Stored data entries:

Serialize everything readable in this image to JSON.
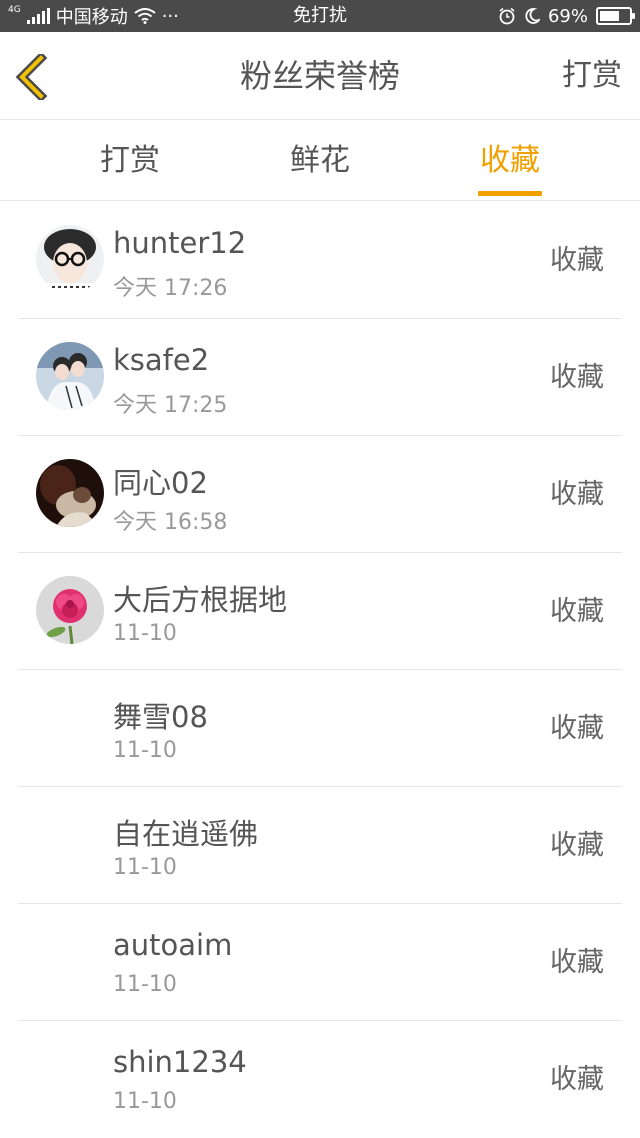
{
  "status_bar": {
    "net_tag": "4G",
    "carrier": "中国移动",
    "more": "···",
    "mode": "免打扰",
    "battery_text": "69%",
    "battery_level": 0.69,
    "icons": [
      "signal-icon",
      "wifi-icon",
      "alarm-icon",
      "moon-icon",
      "battery-icon"
    ]
  },
  "header": {
    "back_icon": "chevron-left-icon",
    "title": "粉丝荣誉榜",
    "action": "打赏"
  },
  "colors": {
    "accent": "#f0a000",
    "text": "#555555",
    "subtext": "#999999",
    "status_bar_bg": "#4a4a4a"
  },
  "tabs": [
    {
      "label": "打赏",
      "active": false
    },
    {
      "label": "鲜花",
      "active": false
    },
    {
      "label": "收藏",
      "active": true
    }
  ],
  "rows": [
    {
      "name": "hunter12",
      "time": "今天 17:26",
      "action": "收藏",
      "avatar": "avatar-glasses"
    },
    {
      "name": "ksafe2",
      "time": "今天 17:25",
      "action": "收藏",
      "avatar": "avatar-couple"
    },
    {
      "name": "同心02",
      "time": "今天 16:58",
      "action": "收藏",
      "avatar": "avatar-dark"
    },
    {
      "name": "大后方根据地",
      "time": "11-10",
      "action": "收藏",
      "avatar": "avatar-rose"
    },
    {
      "name": "舞雪08",
      "time": "11-10",
      "action": "收藏",
      "avatar": ""
    },
    {
      "name": "自在逍遥佛",
      "time": "11-10",
      "action": "收藏",
      "avatar": ""
    },
    {
      "name": "autoaim",
      "time": "11-10",
      "action": "收藏",
      "avatar": ""
    },
    {
      "name": "shin1234",
      "time": "11-10",
      "action": "收藏",
      "avatar": ""
    }
  ]
}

> **TASK DIRECTIONS**: Reproduce all of the data exactly; the pictures do not belong in the copy.

> **THE SOLUTION**:
Serialize everything readable in this image to JSON.
{
  "status_bar": {
    "net_tag": "4G",
    "carrier": "中国移动",
    "more": "···",
    "mode": "免打扰",
    "battery_text": "69%",
    "battery_level": 0.69,
    "icons": [
      "signal-icon",
      "wifi-icon",
      "alarm-icon",
      "moon-icon",
      "battery-icon"
    ]
  },
  "header": {
    "back_icon": "chevron-left-icon",
    "title": "粉丝荣誉榜",
    "action": "打赏"
  },
  "colors": {
    "accent": "#f0a000",
    "text": "#555555",
    "subtext": "#999999",
    "status_bar_bg": "#4a4a4a"
  },
  "tabs": [
    {
      "label": "打赏",
      "active": false
    },
    {
      "label": "鲜花",
      "active": false
    },
    {
      "label": "收藏",
      "active": true
    }
  ],
  "rows": [
    {
      "name": "hunter12",
      "time": "今天 17:26",
      "action": "收藏",
      "avatar": "avatar-glasses"
    },
    {
      "name": "ksafe2",
      "time": "今天 17:25",
      "action": "收藏",
      "avatar": "avatar-couple"
    },
    {
      "name": "同心02",
      "time": "今天 16:58",
      "action": "收藏",
      "avatar": "avatar-dark"
    },
    {
      "name": "大后方根据地",
      "time": "11-10",
      "action": "收藏",
      "avatar": "avatar-rose"
    },
    {
      "name": "舞雪08",
      "time": "11-10",
      "action": "收藏",
      "avatar": ""
    },
    {
      "name": "自在逍遥佛",
      "time": "11-10",
      "action": "收藏",
      "avatar": ""
    },
    {
      "name": "autoaim",
      "time": "11-10",
      "action": "收藏",
      "avatar": ""
    },
    {
      "name": "shin1234",
      "time": "11-10",
      "action": "收藏",
      "avatar": ""
    }
  ]
}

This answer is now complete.